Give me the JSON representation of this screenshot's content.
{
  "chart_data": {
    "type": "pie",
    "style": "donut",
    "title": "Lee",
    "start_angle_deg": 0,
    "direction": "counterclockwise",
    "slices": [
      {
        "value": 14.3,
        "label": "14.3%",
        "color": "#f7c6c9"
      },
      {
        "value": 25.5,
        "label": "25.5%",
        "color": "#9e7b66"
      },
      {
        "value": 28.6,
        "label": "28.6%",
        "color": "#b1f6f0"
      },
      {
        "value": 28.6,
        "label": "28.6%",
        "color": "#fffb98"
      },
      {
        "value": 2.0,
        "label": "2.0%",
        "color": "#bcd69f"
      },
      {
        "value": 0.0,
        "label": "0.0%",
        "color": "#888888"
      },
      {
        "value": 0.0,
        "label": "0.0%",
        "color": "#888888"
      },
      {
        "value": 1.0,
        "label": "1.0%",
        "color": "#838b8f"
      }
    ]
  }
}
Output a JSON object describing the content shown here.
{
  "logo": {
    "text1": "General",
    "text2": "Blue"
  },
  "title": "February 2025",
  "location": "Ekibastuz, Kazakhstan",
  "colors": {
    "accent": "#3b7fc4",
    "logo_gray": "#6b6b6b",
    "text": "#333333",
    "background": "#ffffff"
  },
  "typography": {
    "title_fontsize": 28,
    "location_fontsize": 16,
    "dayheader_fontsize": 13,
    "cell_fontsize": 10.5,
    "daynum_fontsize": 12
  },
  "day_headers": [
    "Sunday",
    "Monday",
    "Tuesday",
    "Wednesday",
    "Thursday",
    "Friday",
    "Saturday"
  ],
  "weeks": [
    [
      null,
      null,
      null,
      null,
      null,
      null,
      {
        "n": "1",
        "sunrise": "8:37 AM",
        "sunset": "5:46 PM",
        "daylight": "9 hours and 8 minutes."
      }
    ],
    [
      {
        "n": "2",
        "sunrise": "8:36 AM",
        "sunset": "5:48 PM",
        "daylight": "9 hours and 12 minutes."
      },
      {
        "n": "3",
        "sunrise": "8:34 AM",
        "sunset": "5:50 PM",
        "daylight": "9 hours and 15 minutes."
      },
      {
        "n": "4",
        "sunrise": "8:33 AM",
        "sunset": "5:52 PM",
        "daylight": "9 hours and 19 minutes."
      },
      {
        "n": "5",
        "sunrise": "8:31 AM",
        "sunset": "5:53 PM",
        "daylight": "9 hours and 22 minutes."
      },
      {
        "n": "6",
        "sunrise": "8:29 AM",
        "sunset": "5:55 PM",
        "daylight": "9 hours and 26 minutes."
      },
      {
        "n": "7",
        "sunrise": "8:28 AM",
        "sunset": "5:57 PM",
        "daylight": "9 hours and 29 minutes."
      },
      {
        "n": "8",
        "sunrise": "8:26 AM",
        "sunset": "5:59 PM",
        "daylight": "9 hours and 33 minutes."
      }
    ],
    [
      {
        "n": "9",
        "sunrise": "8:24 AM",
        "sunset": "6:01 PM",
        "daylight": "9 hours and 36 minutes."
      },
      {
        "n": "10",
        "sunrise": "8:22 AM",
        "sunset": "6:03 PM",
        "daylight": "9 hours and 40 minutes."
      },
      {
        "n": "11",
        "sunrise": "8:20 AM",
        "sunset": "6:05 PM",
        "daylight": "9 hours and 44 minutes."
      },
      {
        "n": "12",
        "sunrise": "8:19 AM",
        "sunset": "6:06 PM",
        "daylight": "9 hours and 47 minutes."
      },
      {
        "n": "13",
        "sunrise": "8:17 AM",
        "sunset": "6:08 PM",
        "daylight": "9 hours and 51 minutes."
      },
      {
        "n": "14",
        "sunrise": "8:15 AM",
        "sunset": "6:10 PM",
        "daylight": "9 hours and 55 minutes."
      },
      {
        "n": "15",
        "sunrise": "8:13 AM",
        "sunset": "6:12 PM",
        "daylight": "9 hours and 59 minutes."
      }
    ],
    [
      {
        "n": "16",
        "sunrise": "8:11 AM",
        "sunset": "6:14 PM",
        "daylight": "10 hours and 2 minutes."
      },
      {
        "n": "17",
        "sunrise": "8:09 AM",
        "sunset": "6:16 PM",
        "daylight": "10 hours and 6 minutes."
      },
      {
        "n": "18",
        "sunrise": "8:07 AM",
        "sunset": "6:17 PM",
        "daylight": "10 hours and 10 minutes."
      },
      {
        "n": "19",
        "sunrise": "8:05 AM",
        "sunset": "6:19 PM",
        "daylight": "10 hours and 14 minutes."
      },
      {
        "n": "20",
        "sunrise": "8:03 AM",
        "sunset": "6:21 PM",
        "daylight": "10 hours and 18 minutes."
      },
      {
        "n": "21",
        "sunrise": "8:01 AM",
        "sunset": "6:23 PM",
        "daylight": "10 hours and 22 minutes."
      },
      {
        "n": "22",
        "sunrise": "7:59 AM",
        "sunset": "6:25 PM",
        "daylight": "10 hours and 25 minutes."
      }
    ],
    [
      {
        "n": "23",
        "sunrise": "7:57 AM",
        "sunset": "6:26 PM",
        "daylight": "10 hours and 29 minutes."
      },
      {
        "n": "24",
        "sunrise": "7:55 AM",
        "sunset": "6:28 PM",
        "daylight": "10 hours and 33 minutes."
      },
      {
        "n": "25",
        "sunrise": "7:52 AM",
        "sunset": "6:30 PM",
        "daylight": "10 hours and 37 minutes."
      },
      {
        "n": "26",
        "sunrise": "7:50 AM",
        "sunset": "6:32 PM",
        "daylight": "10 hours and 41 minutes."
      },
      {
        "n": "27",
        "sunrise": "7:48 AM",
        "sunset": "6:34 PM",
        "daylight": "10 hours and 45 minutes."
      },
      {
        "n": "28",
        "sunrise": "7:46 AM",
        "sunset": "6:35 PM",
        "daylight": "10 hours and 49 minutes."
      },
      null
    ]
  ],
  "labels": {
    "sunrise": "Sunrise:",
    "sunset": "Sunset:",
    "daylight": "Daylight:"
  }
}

==============================

> Objective: State only the number of lines in these entries that contain "JSON".

> Response: 2